* [Task directions] The records below must be output exactly, without pictures.

[Collected data entries]
----

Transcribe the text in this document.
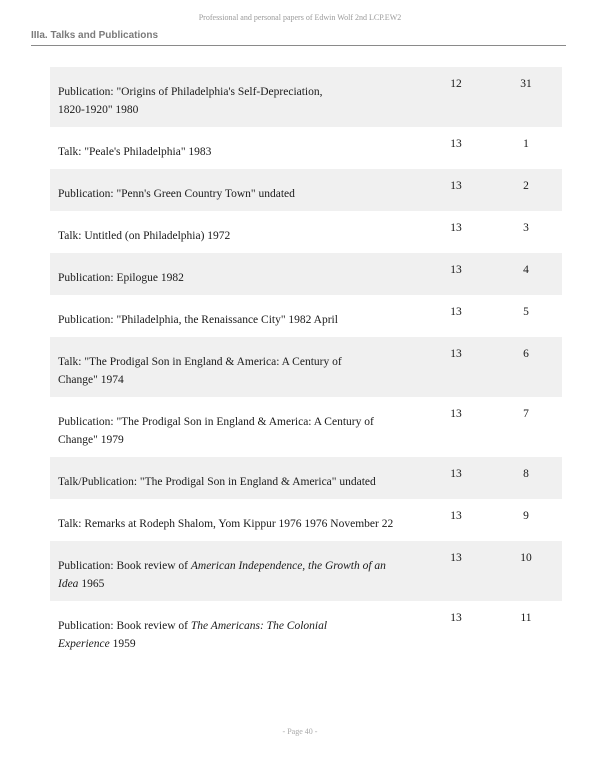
Professional and personal papers of Edwin Wolf 2nd LCP.EW2
IIIa. Talks and Publications
Publication: "Origins of Philadelphia's Self-Depreciation,
1820-1920" 1980
12	31
Talk: "Peale's Philadelphia" 1983
13	1
Publication: "Penn's Green Country Town" undated
13	2
Talk: Untitled (on Philadelphia) 1972
13	3
Publication: Epilogue 1982
13	4
Publication: "Philadelphia, the Renaissance City" 1982 April
13	5
Talk: "The Prodigal Son in England & America: A Century of
Change" 1974
13	6
Publication: "The Prodigal Son in England & America: A Century of
Change" 1979
13	7
Talk/Publication: "The Prodigal Son in England & America" undated
13	8
Talk: Remarks at Rodeph Shalom, Yom Kippur 1976 1976 November 22
13	9
Publication: Book review of American Independence, the Growth of an
Idea 1965
13	10
Publication: Book review of The Americans: The Colonial
Experience 1959
13	11
- Page 40 -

----

* [The reply]
Transcribe the text in this document.
Professional and personal papers of Edwin Wolf 2nd LCP.EW2
IIIa. Talks and Publications
Publication: "Origins of Philadelphia's Self-Depreciation,
1820-1920" 1980
12	31
Talk: "Peale's Philadelphia" 1983
13	1
Publication: "Penn's Green Country Town" undated
13	2
Talk: Untitled (on Philadelphia) 1972
13	3
Publication: Epilogue 1982
13	4
Publication: "Philadelphia, the Renaissance City" 1982 April
13	5
Talk: "The Prodigal Son in England & America: A Century of
Change" 1974
13	6
Publication: "The Prodigal Son in England & America: A Century of
Change" 1979
13	7
Talk/Publication: "The Prodigal Son in England & America" undated
13	8
Talk: Remarks at Rodeph Shalom, Yom Kippur 1976 1976 November 22
13	9
Publication: Book review of American Independence, the Growth of an
Idea 1965
13	10
Publication: Book review of The Americans: The Colonial
Experience 1959
13	11
- Page 40 -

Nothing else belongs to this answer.